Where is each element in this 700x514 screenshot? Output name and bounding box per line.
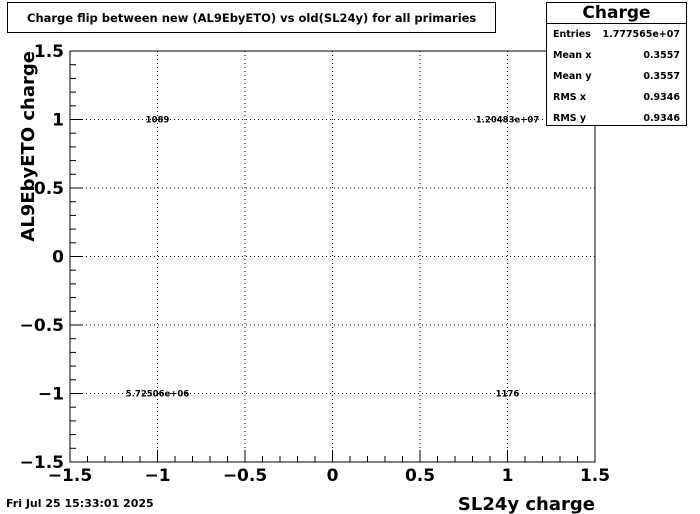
x-tick-label: 1.5 — [580, 466, 610, 486]
y-tick-label: 0.5 — [34, 179, 64, 199]
x-tick-label: −1 — [144, 466, 170, 486]
axis-tick-labels: −1.5−1.5 −1 −1 −0.5 −0.5 0 0 0.5 0.5 1 1 1.5 1.5 — [20, 42, 610, 486]
stats-title: Charge — [547, 3, 686, 24]
stats-row: Mean x 0.3557 — [547, 45, 686, 66]
y-tick-label: 1 — [52, 111, 64, 131]
footer-date: Fri Jul 25 15:33:01 2025 — [6, 497, 154, 510]
stats-rows: Entries 1.777565e+07 Mean x 0.3557 Mean y 0.3… — [547, 24, 686, 129]
stats-value: 1.777565e+07 — [602, 29, 680, 40]
stats-row: Entries 1.777565e+07 — [547, 24, 686, 45]
stats-box: Charge Entries 1.777565e+07 Mean x 0.3557 Me… — [546, 2, 687, 126]
bin-content-label: 1176 — [496, 390, 520, 400]
x-tick-label: 1 — [502, 466, 514, 486]
chart-title-box: Charge flip between new (AL9EbyETO) vs o… — [7, 2, 496, 33]
x-axis-label: SL24y charge — [458, 494, 595, 514]
stats-label: Mean x — [553, 50, 592, 61]
stats-label: Mean y — [553, 71, 592, 82]
y-axis-label: AL9EbyETO charge — [18, 51, 39, 242]
stats-row: RMS y 0.9346 — [547, 108, 686, 129]
x-tick-label: −0.5 — [223, 466, 267, 486]
plot-frame — [69, 50, 596, 463]
y-tick-label: −1 — [38, 385, 64, 405]
x-tick-label: 0.5 — [405, 466, 435, 486]
y-tick-label: 1.5 — [34, 42, 64, 62]
stats-label: RMS x — [553, 92, 587, 103]
stats-value: 0.9346 — [643, 113, 680, 124]
x-tick-label: −1.5 — [48, 466, 92, 486]
bin-content-label: 1.20483e+07 — [476, 116, 540, 126]
y-tick-label: −1.5 — [20, 453, 64, 473]
stats-value: 0.3557 — [643, 71, 680, 82]
chart-title: Charge flip between new (AL9EbyETO) vs o… — [27, 10, 477, 25]
bin-content-label: 5.72506e+06 — [126, 390, 190, 400]
y-tick-label: −0.5 — [20, 316, 64, 336]
y-tick-label: 0 — [52, 248, 64, 268]
axis-ticks — [69, 50, 596, 463]
bin-content-label: 1089 — [146, 116, 170, 126]
x-tick-label: 0 — [327, 466, 339, 486]
bin-content-labels: 1089 1.20483e+07 5.72506e+06 1176 — [126, 116, 540, 400]
stats-value: 0.3557 — [643, 50, 680, 61]
stats-label: RMS y — [553, 113, 587, 124]
stats-value: 0.9346 — [643, 92, 680, 103]
stats-row: RMS x 0.9346 — [547, 87, 686, 108]
stats-row: Mean y 0.3557 — [547, 66, 686, 87]
grid-lines — [70, 51, 595, 462]
stats-label: Entries — [553, 29, 591, 40]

--

* **AIM OF THE EXERCISE**
Turn each line of the records above into a numbered list item, leaving out blank lines and the picture.

* **SOLUTION TO THIS PROBLEM**
1. Where is each element in this 700x514 screenshot? Output name and bounding box per line.
2. x-tick-label: 1.5 — [580, 466, 610, 486]
3. y-tick-label: 0.5 — [34, 179, 64, 199]
4. x-tick-label: −1 — [144, 466, 170, 486]
5. axis-tick-labels: −1.5−1.5 −1 −1 −0.5 −0.5 0 0 0.5 0.5 1 1 1.5 1.5 — [20, 42, 610, 486]
6. stats-title: Charge — [547, 3, 686, 24]
7. stats-row: Mean x 0.3557 — [547, 45, 686, 66]
8. y-tick-label: 1 — [52, 111, 64, 131]
9. footer-date: Fri Jul 25 15:33:01 2025 — [6, 497, 154, 510]
10. stats-rows: Entries 1.777565e+07 Mean x 0.3557 Mean y 0.3… — [547, 24, 686, 129]
11. stats-value: 1.777565e+07 — [602, 29, 680, 40]
12. stats-row: Entries 1.777565e+07 — [547, 24, 686, 45]
13. stats-box: Charge Entries 1.777565e+07 Mean x 0.3557 Me… — [546, 2, 687, 126]
14. bin-content-label: 1176 — [496, 390, 520, 400]
15. x-tick-label: 1 — [502, 466, 514, 486]
16. chart-title-box: Charge flip between new (AL9EbyETO) vs o… — [7, 2, 496, 33]
17. x-axis-label: SL24y charge — [458, 494, 595, 514]
18. stats-label: Mean x — [553, 50, 592, 61]
19. stats-label: Mean y — [553, 71, 592, 82]
20. y-axis-label: AL9EbyETO charge — [18, 51, 39, 242]
21. stats-row: RMS y 0.9346 — [547, 108, 686, 129]
22. x-tick-label: −0.5 — [223, 466, 267, 486]
23. plot-frame — [69, 50, 596, 463]
24. y-tick-label: −1 — [38, 385, 64, 405]
25. x-tick-label: 0.5 — [405, 466, 435, 486]
26. y-tick-label: 1.5 — [34, 42, 64, 62]
27. stats-label: RMS x — [553, 92, 587, 103]
28. stats-value: 0.9346 — [643, 113, 680, 124]
29. x-tick-label: −1.5 — [48, 466, 92, 486]
30. bin-content-label: 1.20483e+07 — [476, 116, 540, 126]
31. y-tick-label: −1.5 — [20, 453, 64, 473]
32. stats-value: 0.3557 — [643, 71, 680, 82]
33. chart-title: Charge flip between new (AL9EbyETO) vs o… — [27, 10, 477, 25]
34. bin-content-label: 5.72506e+06 — [126, 390, 190, 400]
35. y-tick-label: −0.5 — [20, 316, 64, 336]
36. y-tick-label: 0 — [52, 248, 64, 268]
37. axis-ticks — [69, 50, 596, 463]
38. bin-content-label: 1089 — [146, 116, 170, 126]
39. x-tick-label: 0 — [327, 466, 339, 486]
40. bin-content-labels: 1089 1.20483e+07 5.72506e+06 1176 — [126, 116, 540, 400]
41. stats-value: 0.3557 — [643, 50, 680, 61]
42. stats-label: RMS y — [553, 113, 587, 124]
43. stats-value: 0.9346 — [643, 92, 680, 103]
44. stats-row: RMS x 0.9346 — [547, 87, 686, 108]
45. stats-row: Mean y 0.3557 — [547, 66, 686, 87]
46. grid-lines — [70, 51, 595, 462]
47. stats-label: Entries — [553, 29, 591, 40]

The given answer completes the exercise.